Your task: Look through the material below for "diag". Copy every line that contains it.

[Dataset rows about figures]
--------

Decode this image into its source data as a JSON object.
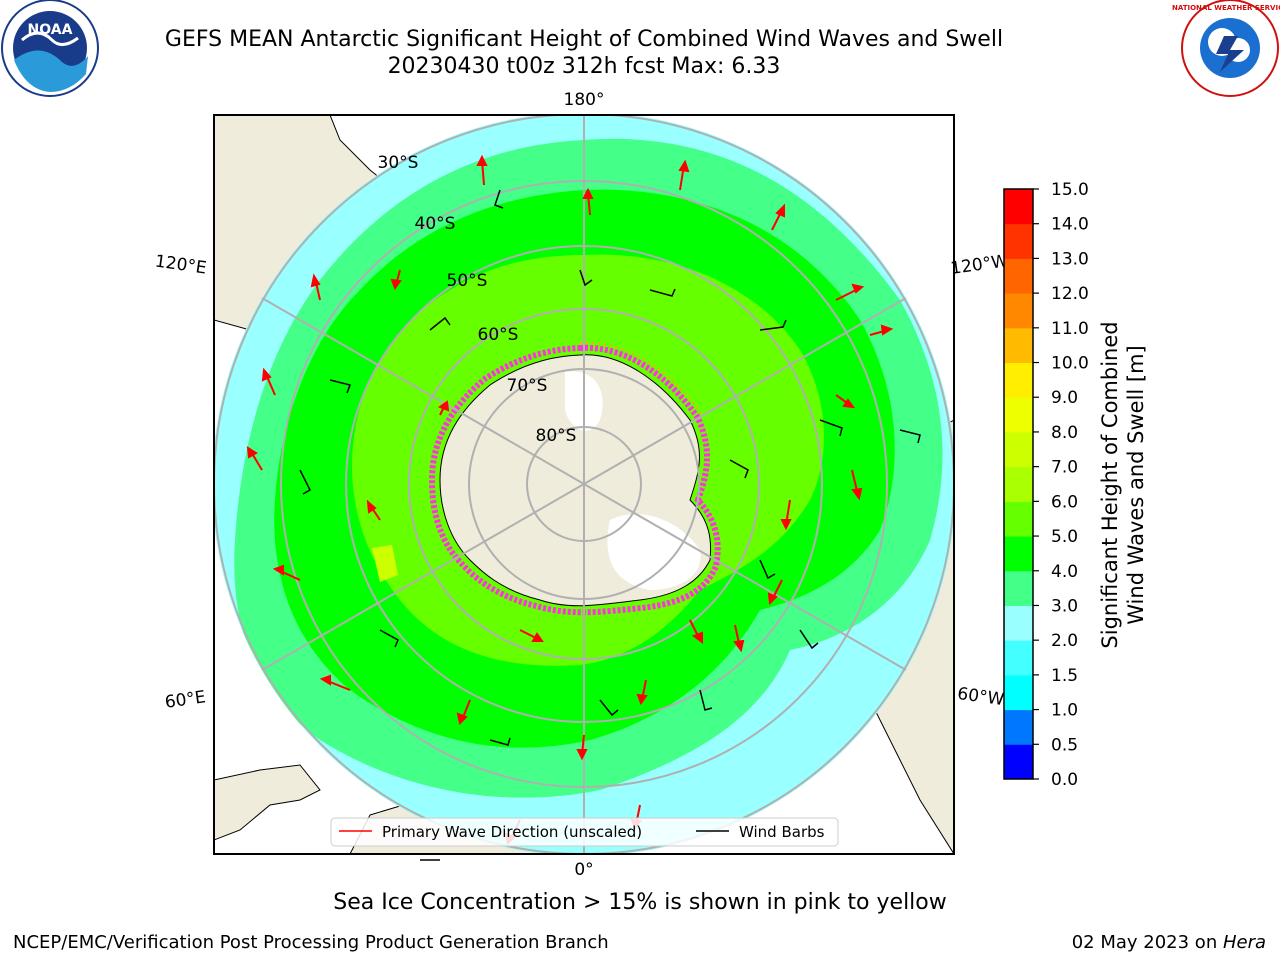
{
  "title": {
    "line1": "GEFS MEAN Antarctic Significant Height of Combined Wind Waves and Swell",
    "line2": "20230430 t00z 312h fcst   Max: 6.33"
  },
  "logos": {
    "left": {
      "text": "NOAA",
      "icon": "noaa-logo-icon"
    },
    "right": {
      "text": "NATIONAL WEATHER SERVICE",
      "icon": "nws-logo-icon"
    }
  },
  "map": {
    "projection": "south-polar-stereographic",
    "lon_labels": {
      "top": "180°",
      "bottom": "0°",
      "left_upper": "120°E",
      "left_lower": "60°E",
      "right_upper": "120°W",
      "right_lower": "60°W"
    },
    "lat_labels": [
      "30°S",
      "40°S",
      "50°S",
      "60°S",
      "70°S",
      "80°S"
    ]
  },
  "legend": {
    "items": [
      {
        "label": "Primary Wave Direction (unscaled)",
        "color": "#ff0000"
      },
      {
        "label": "Wind Barbs",
        "color": "#000000"
      }
    ]
  },
  "colorbar": {
    "label_line1": "Significant Height of Combined",
    "label_line2": "Wind Waves and Swell [m]",
    "ticks": [
      "0.0",
      "0.5",
      "1.0",
      "1.5",
      "2.0",
      "3.0",
      "4.0",
      "5.0",
      "6.0",
      "7.0",
      "8.0",
      "9.0",
      "10.0",
      "11.0",
      "12.0",
      "13.0",
      "14.0",
      "15.0"
    ],
    "colors": [
      "#0000ff",
      "#0077ff",
      "#00ffff",
      "#44ffff",
      "#99ffff",
      "#44ff88",
      "#00ff00",
      "#66ff00",
      "#aaff00",
      "#ccff00",
      "#eeff00",
      "#ffee00",
      "#ffbb00",
      "#ff8800",
      "#ff6600",
      "#ff3300",
      "#ff0000"
    ]
  },
  "caption": "Sea Ice Concentration > 15% is shown in pink to yellow",
  "footer": {
    "left": "NCEP/EMC/Verification Post Processing Product Generation Branch",
    "right_date": "02 May 2023 on ",
    "right_host": "Hera"
  }
}
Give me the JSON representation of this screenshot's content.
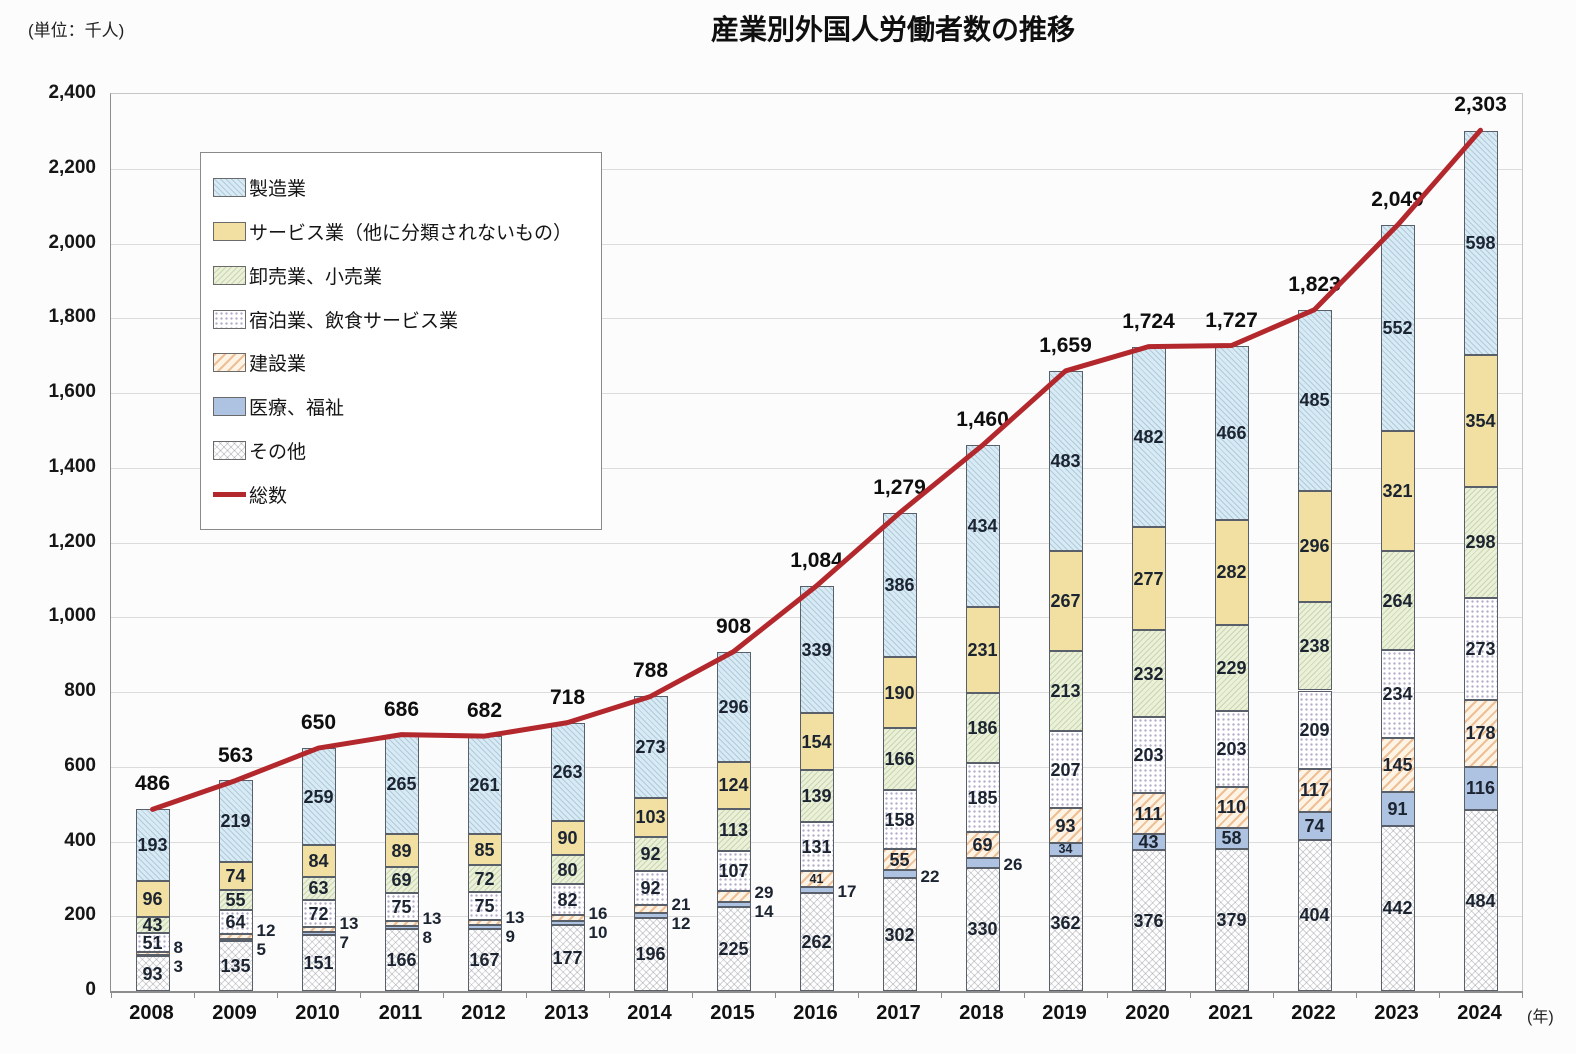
{
  "title": "産業別外国人労働者数の推移",
  "unit_label": "(単位：千人)",
  "year_axis_label": "(年)",
  "accent_colors": {
    "total_line": "#b3282d",
    "manufacturing_fill": "#d8eaf4",
    "services_fill": "#f1e0a2",
    "wholesale_fill": "#eaf1d8",
    "accommodation_fill": "#ffffff",
    "construction_fill": "#fdf4e5",
    "medical_fill": "#aec3e1",
    "others_fill": "#ffffff"
  },
  "chart_data": {
    "type": "bar",
    "stacked": true,
    "grid": true,
    "legend_position": "upper-left",
    "ylim": [
      0,
      2400
    ],
    "ytick_step": 200,
    "xlabel_suffix": "(年)",
    "ylabel_unit": "千人",
    "categories": [
      "2008",
      "2009",
      "2010",
      "2011",
      "2012",
      "2013",
      "2014",
      "2015",
      "2016",
      "2017",
      "2018",
      "2019",
      "2020",
      "2021",
      "2022",
      "2023",
      "2024"
    ],
    "series": [
      {
        "key": "others",
        "name": "その他",
        "fill": "#ffffff",
        "pattern": "crosshatch",
        "values": [
          93,
          135,
          151,
          166,
          167,
          177,
          196,
          225,
          262,
          302,
          330,
          362,
          376,
          379,
          404,
          442,
          484
        ]
      },
      {
        "key": "medical",
        "name": "医療、福祉",
        "fill": "#aec3e1",
        "pattern": "solid",
        "values": [
          3,
          5,
          7,
          8,
          9,
          10,
          12,
          14,
          17,
          22,
          26,
          34,
          43,
          58,
          74,
          91,
          116
        ]
      },
      {
        "key": "construction",
        "name": "建設業",
        "fill": "#fdf4e5",
        "pattern": "diag-orange",
        "values": [
          8,
          12,
          13,
          13,
          13,
          16,
          21,
          29,
          41,
          55,
          69,
          93,
          111,
          110,
          117,
          145,
          178
        ]
      },
      {
        "key": "accommodation",
        "name": "宿泊業、飲食サービス業",
        "fill": "#ffffff",
        "pattern": "dots",
        "values": [
          51,
          64,
          72,
          75,
          75,
          82,
          92,
          107,
          131,
          158,
          185,
          207,
          203,
          203,
          209,
          234,
          273
        ]
      },
      {
        "key": "wholesale",
        "name": "卸売業、小売業",
        "fill": "#eaf1d8",
        "pattern": "diag-green",
        "values": [
          43,
          55,
          63,
          69,
          72,
          80,
          92,
          113,
          139,
          166,
          186,
          213,
          232,
          229,
          238,
          264,
          298
        ]
      },
      {
        "key": "services",
        "name": "サービス業（他に分類されないもの）",
        "fill": "#f1e0a2",
        "pattern": "solid",
        "values": [
          96,
          74,
          84,
          89,
          85,
          90,
          103,
          124,
          154,
          190,
          231,
          267,
          277,
          282,
          296,
          321,
          354
        ]
      },
      {
        "key": "manufacturing",
        "name": "製造業",
        "fill": "#d8eaf4",
        "pattern": "diag-blue",
        "values": [
          193,
          219,
          259,
          265,
          261,
          263,
          273,
          296,
          339,
          386,
          434,
          483,
          482,
          466,
          485,
          552,
          598
        ]
      }
    ],
    "line": {
      "key": "total",
      "name": "総数",
      "color": "#b3282d",
      "values": [
        486,
        563,
        650,
        686,
        682,
        718,
        788,
        908,
        1084,
        1279,
        1460,
        1659,
        1724,
        1727,
        1823,
        2049,
        2303
      ]
    },
    "legend_order": [
      "manufacturing",
      "services",
      "wholesale",
      "accommodation",
      "construction",
      "medical",
      "others",
      "total"
    ]
  }
}
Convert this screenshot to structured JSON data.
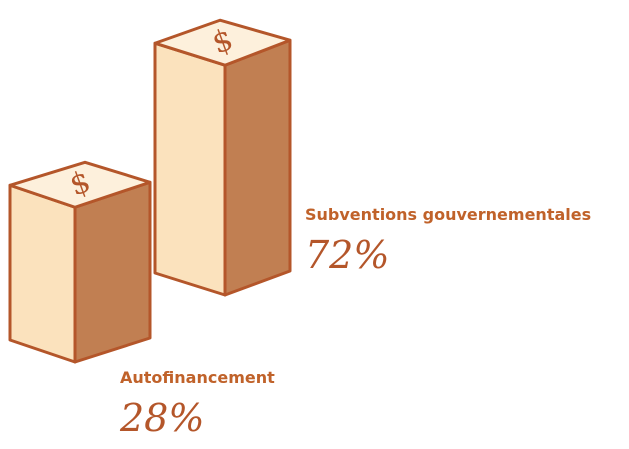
{
  "chart_data": {
    "type": "bar",
    "categories": [
      "Autofinancement",
      "Subventions gouvernementales"
    ],
    "values": [
      28,
      72
    ],
    "value_labels": [
      "28%",
      "72%"
    ],
    "color": "#c17f52"
  }
}
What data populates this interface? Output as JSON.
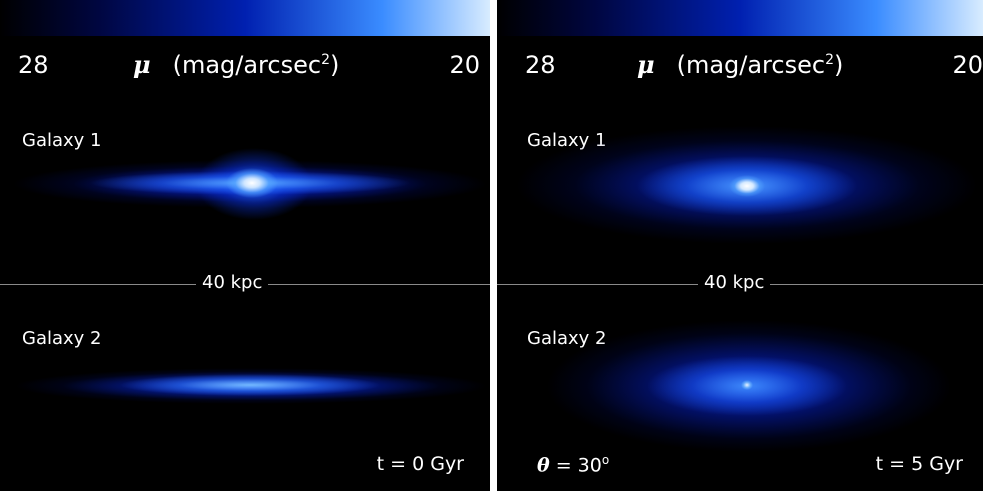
{
  "panels": [
    {
      "colorbar": {
        "low": "28",
        "high": "20",
        "mu_symbol": "μ",
        "unit_text": "(mag/arcsec",
        "unit_sup": "2",
        "unit_close": ")"
      },
      "galaxy1_label": "Galaxy 1",
      "galaxy2_label": "Galaxy 2",
      "scale_label": "40 kpc",
      "time_label": "t = 0 Gyr"
    },
    {
      "colorbar": {
        "low": "28",
        "high": "20",
        "mu_symbol": "μ",
        "unit_text": "(mag/arcsec",
        "unit_sup": "2",
        "unit_close": ")"
      },
      "galaxy1_label": "Galaxy 1",
      "galaxy2_label": "Galaxy 2",
      "scale_label": "40 kpc",
      "time_label": "t = 5 Gyr",
      "theta_symbol": "θ",
      "theta_text": " = 30",
      "theta_sup": "o"
    }
  ],
  "colors": {
    "background": "#000000",
    "colormap_dark": "#000640",
    "colormap_mid": "#0020b0",
    "colormap_bright": "#3a8cff",
    "colormap_peak": "#d8ecff"
  }
}
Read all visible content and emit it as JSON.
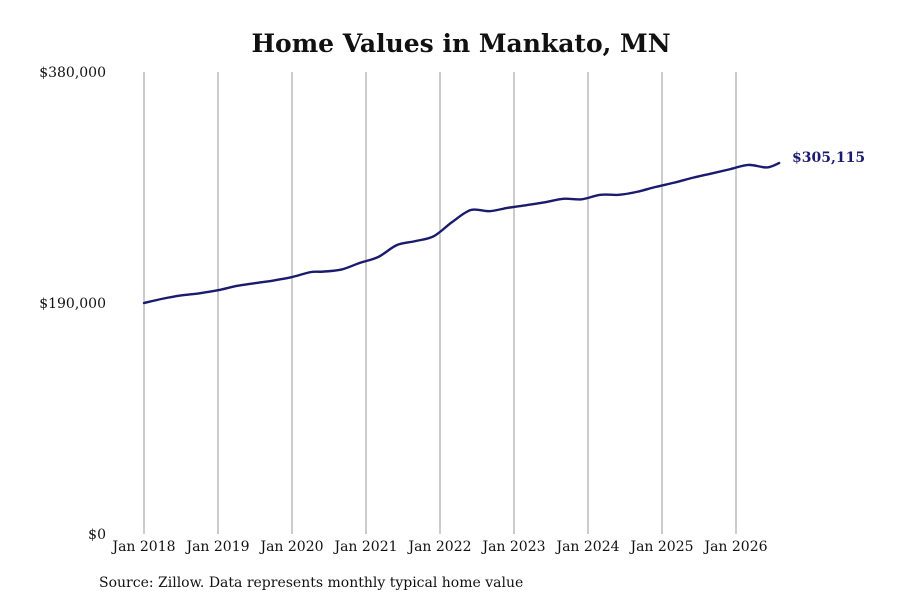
{
  "chart_data": {
    "type": "line",
    "title": "Home Values in Mankato, MN",
    "xlabel": "",
    "ylabel": "",
    "ylim": [
      0,
      380000
    ],
    "y_ticks": [
      {
        "value": 0,
        "label": "$0"
      },
      {
        "value": 190000,
        "label": "$190,000"
      },
      {
        "value": 380000,
        "label": "$380,000"
      }
    ],
    "x_ticks": [
      {
        "value": "2018-01",
        "label": "Jan 2018"
      },
      {
        "value": "2019-01",
        "label": "Jan 2019"
      },
      {
        "value": "2020-01",
        "label": "Jan 2020"
      },
      {
        "value": "2021-01",
        "label": "Jan 2021"
      },
      {
        "value": "2022-01",
        "label": "Jan 2022"
      },
      {
        "value": "2023-01",
        "label": "Jan 2023"
      },
      {
        "value": "2024-01",
        "label": "Jan 2024"
      },
      {
        "value": "2025-01",
        "label": "Jan 2025"
      },
      {
        "value": "2026-01",
        "label": "Jan 2026"
      }
    ],
    "grid": "vertical",
    "line_color": "#1a1a6e",
    "end_label": "$305,115",
    "source": "Source: Zillow. Data represents monthly typical home value",
    "series": [
      {
        "x": [
          "2018-01",
          "2018-04",
          "2018-07",
          "2018-10",
          "2019-01",
          "2019-04",
          "2019-07",
          "2019-10",
          "2020-01",
          "2020-04",
          "2020-06",
          "2020-09",
          "2020-12",
          "2021-03",
          "2021-06",
          "2021-09",
          "2021-12",
          "2022-03",
          "2022-06",
          "2022-09",
          "2022-12",
          "2023-03",
          "2023-06",
          "2023-09",
          "2023-12",
          "2024-03",
          "2024-06",
          "2024-09",
          "2024-12",
          "2025-03",
          "2025-06",
          "2025-09",
          "2025-12",
          "2026-03",
          "2026-06",
          "2026-08"
        ],
        "y": [
          190000,
          193500,
          196200,
          198000,
          200500,
          204000,
          206300,
          208500,
          211300,
          215400,
          215800,
          217500,
          223000,
          227900,
          237600,
          240900,
          245000,
          256700,
          266500,
          265500,
          268300,
          270500,
          272800,
          275700,
          275300,
          279000,
          279000,
          281500,
          285500,
          289000,
          293000,
          296500,
          300000,
          303600,
          301500,
          305115
        ]
      }
    ]
  }
}
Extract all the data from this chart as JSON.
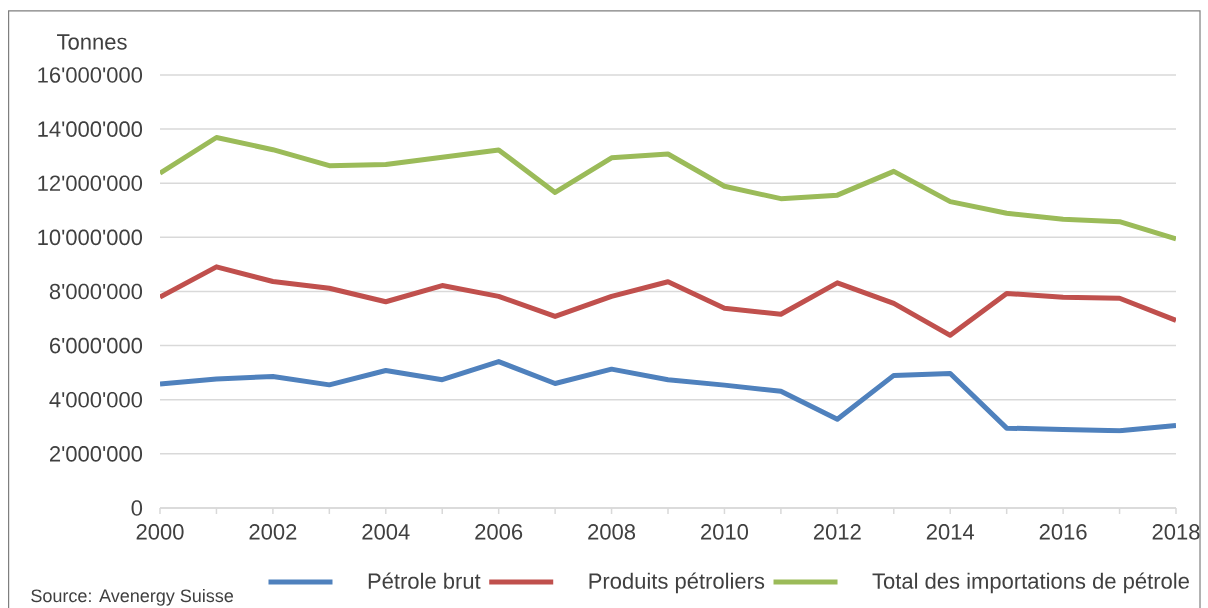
{
  "chart_data": {
    "type": "line",
    "ylabel": "Tonnes",
    "x": [
      2000,
      2001,
      2002,
      2003,
      2004,
      2005,
      2006,
      2007,
      2008,
      2009,
      2010,
      2011,
      2012,
      2013,
      2014,
      2015,
      2016,
      2017,
      2018
    ],
    "xlim": [
      2000,
      2018
    ],
    "xticks": [
      2000,
      {
        "value": 2001,
        "label": null
      },
      2002,
      {
        "value": 2003,
        "label": null
      },
      2004,
      {
        "value": 2005,
        "label": null
      },
      2006,
      {
        "value": 2007,
        "label": null
      },
      2008,
      {
        "value": 2009,
        "label": null
      },
      2010,
      {
        "value": 2011,
        "label": null
      },
      2012,
      {
        "value": 2013,
        "label": null
      },
      2014,
      {
        "value": 2015,
        "label": null
      },
      2016,
      {
        "value": 2017,
        "label": null
      },
      2018
    ],
    "ylim": [
      0,
      16000000
    ],
    "yticks": [
      0,
      {
        "value": 2000000,
        "label": "2'000'000"
      },
      {
        "value": 4000000,
        "label": "4'000'000"
      },
      {
        "value": 6000000,
        "label": "6'000'000"
      },
      {
        "value": 8000000,
        "label": "8'000'000"
      },
      {
        "value": 10000000,
        "label": "10'000'000"
      },
      {
        "value": 12000000,
        "label": "12'000'000"
      },
      {
        "value": 14000000,
        "label": "14'000'000"
      },
      {
        "value": 16000000,
        "label": "16'000'000"
      }
    ],
    "grid": "y",
    "legend": "bottom",
    "series": [
      {
        "name": "Pétrole brut",
        "color": "#4f81bd",
        "values": [
          4580000,
          4770000,
          4860000,
          4550000,
          5080000,
          4740000,
          5410000,
          4600000,
          5130000,
          4740000,
          4540000,
          4310000,
          3280000,
          4900000,
          4970000,
          2950000,
          2900000,
          2850000,
          3050000
        ]
      },
      {
        "name": "Produits pétroliers",
        "color": "#c0504d",
        "values": [
          7790000,
          8910000,
          8370000,
          8120000,
          7620000,
          8220000,
          7820000,
          7080000,
          7820000,
          8360000,
          7380000,
          7160000,
          8320000,
          7560000,
          6380000,
          7930000,
          7790000,
          7750000,
          6930000
        ]
      },
      {
        "name": "Total des importations de pétrole",
        "color": "#9bbb59",
        "values": [
          12370000,
          13690000,
          13240000,
          12650000,
          12690000,
          12960000,
          13230000,
          11660000,
          12940000,
          13080000,
          11890000,
          11430000,
          11560000,
          12440000,
          11320000,
          10890000,
          10670000,
          10580000,
          9940000
        ]
      }
    ],
    "annotations": [
      "Source: Avenergy Suisse"
    ]
  }
}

--------

Solution for this exercise:
        "pattern": "diag-orange",
        "pattern": "diag-green",
        "pattern": "diag-blue",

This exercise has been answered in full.